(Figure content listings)
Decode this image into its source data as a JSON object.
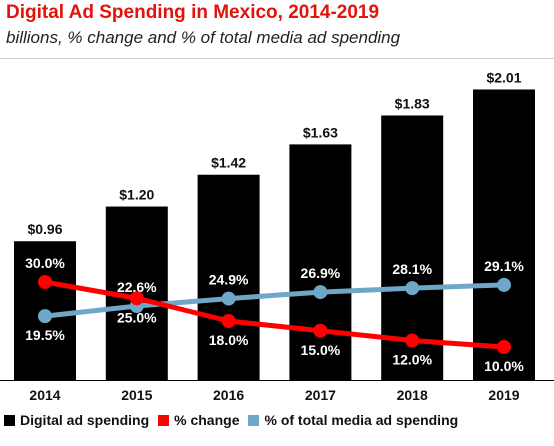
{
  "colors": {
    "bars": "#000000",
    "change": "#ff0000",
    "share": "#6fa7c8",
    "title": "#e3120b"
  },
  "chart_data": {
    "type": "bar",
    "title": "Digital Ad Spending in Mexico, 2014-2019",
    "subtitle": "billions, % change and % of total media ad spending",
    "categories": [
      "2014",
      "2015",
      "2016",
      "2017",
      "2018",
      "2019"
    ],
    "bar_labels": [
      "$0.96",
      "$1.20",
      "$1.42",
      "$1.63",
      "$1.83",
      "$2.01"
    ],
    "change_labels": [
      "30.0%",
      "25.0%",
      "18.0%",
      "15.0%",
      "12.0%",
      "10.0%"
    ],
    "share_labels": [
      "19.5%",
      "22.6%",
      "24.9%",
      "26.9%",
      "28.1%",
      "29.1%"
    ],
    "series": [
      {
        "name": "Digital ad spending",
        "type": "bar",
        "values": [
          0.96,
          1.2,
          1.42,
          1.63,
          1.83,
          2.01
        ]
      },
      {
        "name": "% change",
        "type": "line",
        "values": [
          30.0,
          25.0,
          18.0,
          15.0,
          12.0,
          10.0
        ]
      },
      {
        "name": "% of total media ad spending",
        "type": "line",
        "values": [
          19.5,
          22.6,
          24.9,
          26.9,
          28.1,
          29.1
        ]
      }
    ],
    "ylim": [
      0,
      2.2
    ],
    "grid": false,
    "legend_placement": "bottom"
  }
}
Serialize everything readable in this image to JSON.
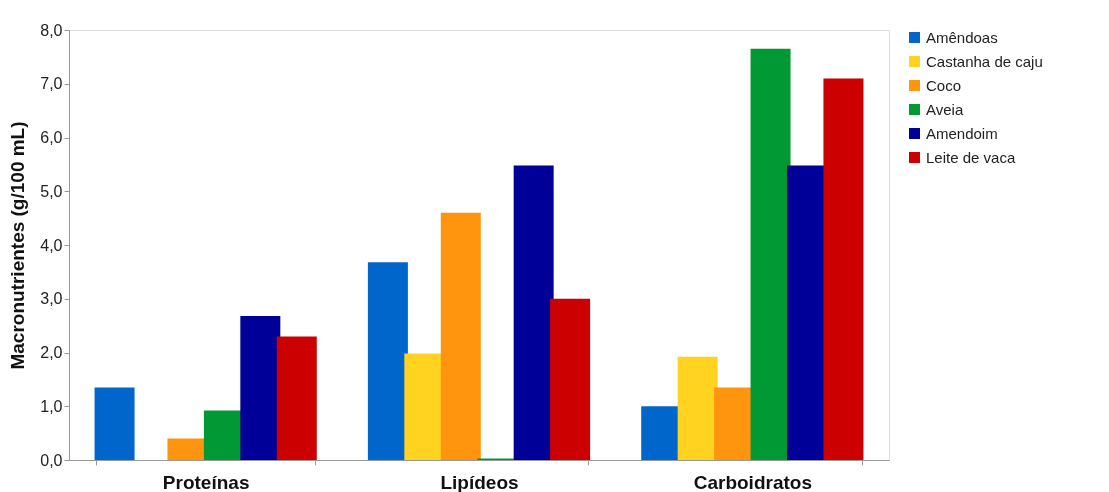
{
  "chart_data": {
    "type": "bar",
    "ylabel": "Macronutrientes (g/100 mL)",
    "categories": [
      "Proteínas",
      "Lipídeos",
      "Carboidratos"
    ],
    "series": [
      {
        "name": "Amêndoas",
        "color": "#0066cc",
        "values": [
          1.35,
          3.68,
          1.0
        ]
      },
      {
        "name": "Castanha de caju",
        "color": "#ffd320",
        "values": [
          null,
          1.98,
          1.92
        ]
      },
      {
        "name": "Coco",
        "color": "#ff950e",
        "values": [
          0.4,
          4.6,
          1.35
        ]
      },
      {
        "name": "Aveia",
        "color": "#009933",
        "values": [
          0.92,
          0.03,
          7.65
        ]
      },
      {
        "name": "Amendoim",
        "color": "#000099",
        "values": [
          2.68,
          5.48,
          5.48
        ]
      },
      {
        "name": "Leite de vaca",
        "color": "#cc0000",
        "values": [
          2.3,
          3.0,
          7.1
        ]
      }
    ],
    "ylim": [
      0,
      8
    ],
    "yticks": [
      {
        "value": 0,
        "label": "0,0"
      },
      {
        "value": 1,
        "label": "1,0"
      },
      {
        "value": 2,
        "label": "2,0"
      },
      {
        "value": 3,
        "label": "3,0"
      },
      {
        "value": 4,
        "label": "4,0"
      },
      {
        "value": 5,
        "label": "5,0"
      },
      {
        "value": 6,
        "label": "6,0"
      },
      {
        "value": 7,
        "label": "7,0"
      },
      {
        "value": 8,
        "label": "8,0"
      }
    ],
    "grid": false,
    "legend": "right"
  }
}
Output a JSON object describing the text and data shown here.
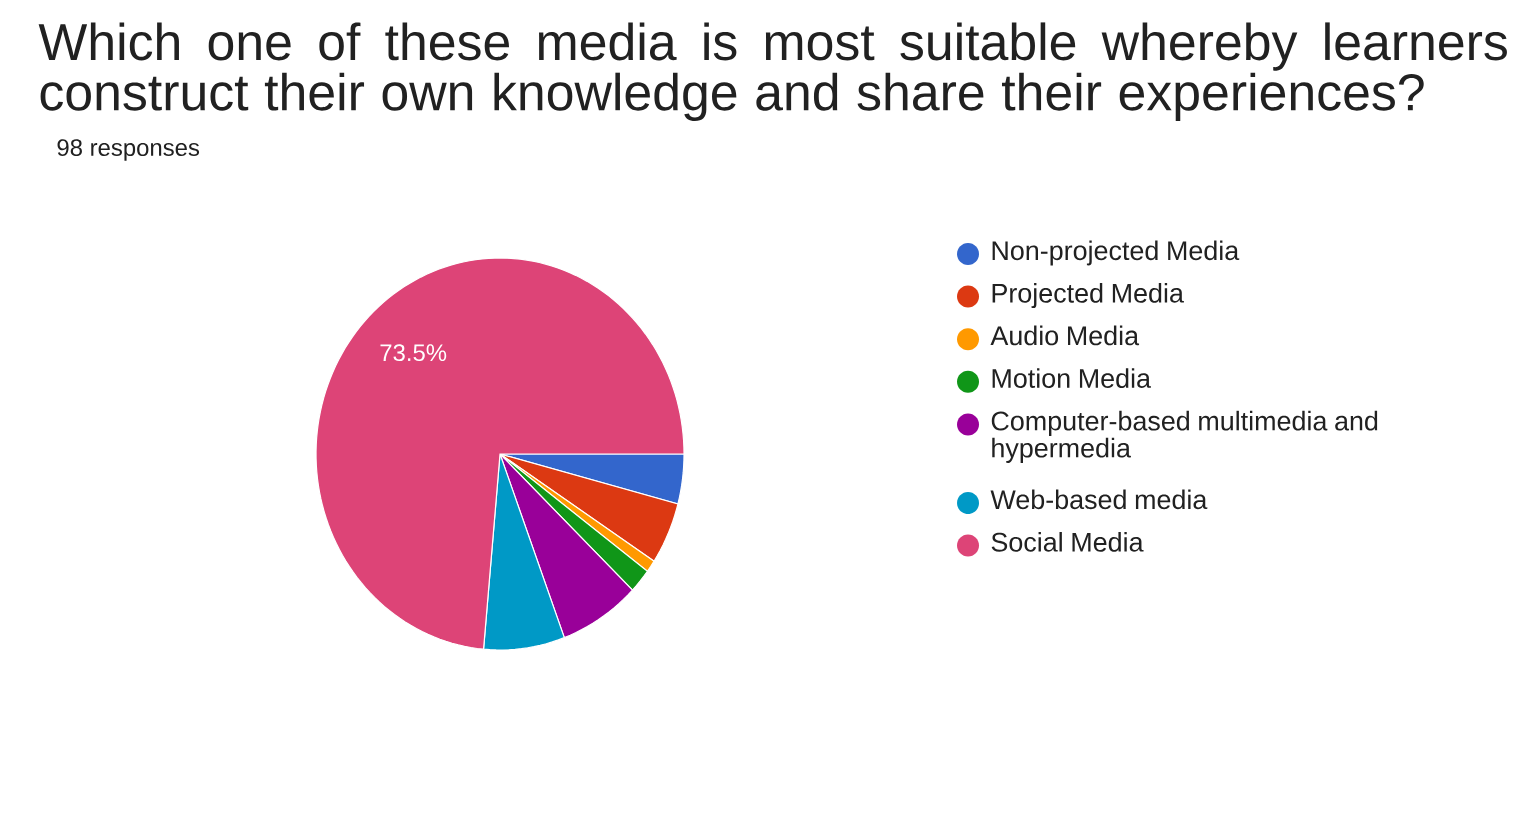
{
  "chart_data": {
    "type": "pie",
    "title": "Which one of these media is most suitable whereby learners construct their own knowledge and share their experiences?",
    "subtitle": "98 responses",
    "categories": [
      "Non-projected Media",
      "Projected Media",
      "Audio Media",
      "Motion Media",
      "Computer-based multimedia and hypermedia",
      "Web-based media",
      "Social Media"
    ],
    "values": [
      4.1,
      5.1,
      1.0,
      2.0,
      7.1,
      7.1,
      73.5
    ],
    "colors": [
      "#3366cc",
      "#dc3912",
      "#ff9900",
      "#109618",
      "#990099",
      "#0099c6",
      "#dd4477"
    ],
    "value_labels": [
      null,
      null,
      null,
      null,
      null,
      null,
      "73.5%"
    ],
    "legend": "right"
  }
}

■ **Exercise**:
Go back to the records above and write them out exactly, without the pictures.

■ **Solution for this problem**:
Decode this image into its source data as a JSON object.
{
  "colors": {
    "bars": "#000000",
    "change": "#ff0000",
    "share": "#6fa7c8",
    "title": "#e3120b"
  },
  "chart_data": {
    "type": "bar",
    "title": "Digital Ad Spending in Mexico, 2014-2019",
    "subtitle": "billions, % change and % of total media ad spending",
    "categories": [
      "2014",
      "2015",
      "2016",
      "2017",
      "2018",
      "2019"
    ],
    "bar_labels": [
      "$0.96",
      "$1.20",
      "$1.42",
      "$1.63",
      "$1.83",
      "$2.01"
    ],
    "change_labels": [
      "30.0%",
      "25.0%",
      "18.0%",
      "15.0%",
      "12.0%",
      "10.0%"
    ],
    "share_labels": [
      "19.5%",
      "22.6%",
      "24.9%",
      "26.9%",
      "28.1%",
      "29.1%"
    ],
    "series": [
      {
        "name": "Digital ad spending",
        "type": "bar",
        "values": [
          0.96,
          1.2,
          1.42,
          1.63,
          1.83,
          2.01
        ]
      },
      {
        "name": "% change",
        "type": "line",
        "values": [
          30.0,
          25.0,
          18.0,
          15.0,
          12.0,
          10.0
        ]
      },
      {
        "name": "% of total media ad spending",
        "type": "line",
        "values": [
          19.5,
          22.6,
          24.9,
          26.9,
          28.1,
          29.1
        ]
      }
    ],
    "ylim": [
      0,
      2.2
    ],
    "grid": false,
    "legend_placement": "bottom"
  }
}
Serialize everything readable in this image to JSON.
{
  "chart_data": {
    "type": "bar",
    "ylabel": "Macronutrientes (g/100 mL)",
    "categories": [
      "Proteínas",
      "Lipídeos",
      "Carboidratos"
    ],
    "series": [
      {
        "name": "Amêndoas",
        "color": "#0066cc",
        "values": [
          1.35,
          3.68,
          1.0
        ]
      },
      {
        "name": "Castanha de caju",
        "color": "#ffd320",
        "values": [
          null,
          1.98,
          1.92
        ]
      },
      {
        "name": "Coco",
        "color": "#ff950e",
        "values": [
          0.4,
          4.6,
          1.35
        ]
      },
      {
        "name": "Aveia",
        "color": "#009933",
        "values": [
          0.92,
          0.03,
          7.65
        ]
      },
      {
        "name": "Amendoim",
        "color": "#000099",
        "values": [
          2.68,
          5.48,
          5.48
        ]
      },
      {
        "name": "Leite de vaca",
        "color": "#cc0000",
        "values": [
          2.3,
          3.0,
          7.1
        ]
      }
    ],
    "ylim": [
      0,
      8
    ],
    "yticks": [
      {
        "value": 0,
        "label": "0,0"
      },
      {
        "value": 1,
        "label": "1,0"
      },
      {
        "value": 2,
        "label": "2,0"
      },
      {
        "value": 3,
        "label": "3,0"
      },
      {
        "value": 4,
        "label": "4,0"
      },
      {
        "value": 5,
        "label": "5,0"
      },
      {
        "value": 6,
        "label": "6,0"
      },
      {
        "value": 7,
        "label": "7,0"
      },
      {
        "value": 8,
        "label": "8,0"
      }
    ],
    "grid": false,
    "legend": "right"
  }
}
Output a JSON object describing the text and data shown here.
{
  "chart_data": {
    "type": "pie",
    "title": "Which one of these media is most suitable whereby learners construct their own knowledge and share their experiences?",
    "subtitle": "98 responses",
    "categories": [
      "Non-projected Media",
      "Projected Media",
      "Audio Media",
      "Motion Media",
      "Computer-based multimedia and hypermedia",
      "Web-based media",
      "Social Media"
    ],
    "values": [
      4.1,
      5.1,
      1.0,
      2.0,
      7.1,
      7.1,
      73.5
    ],
    "colors": [
      "#3366cc",
      "#dc3912",
      "#ff9900",
      "#109618",
      "#990099",
      "#0099c6",
      "#dd4477"
    ],
    "value_labels": [
      null,
      null,
      null,
      null,
      null,
      null,
      "73.5%"
    ],
    "legend": "right"
  }
}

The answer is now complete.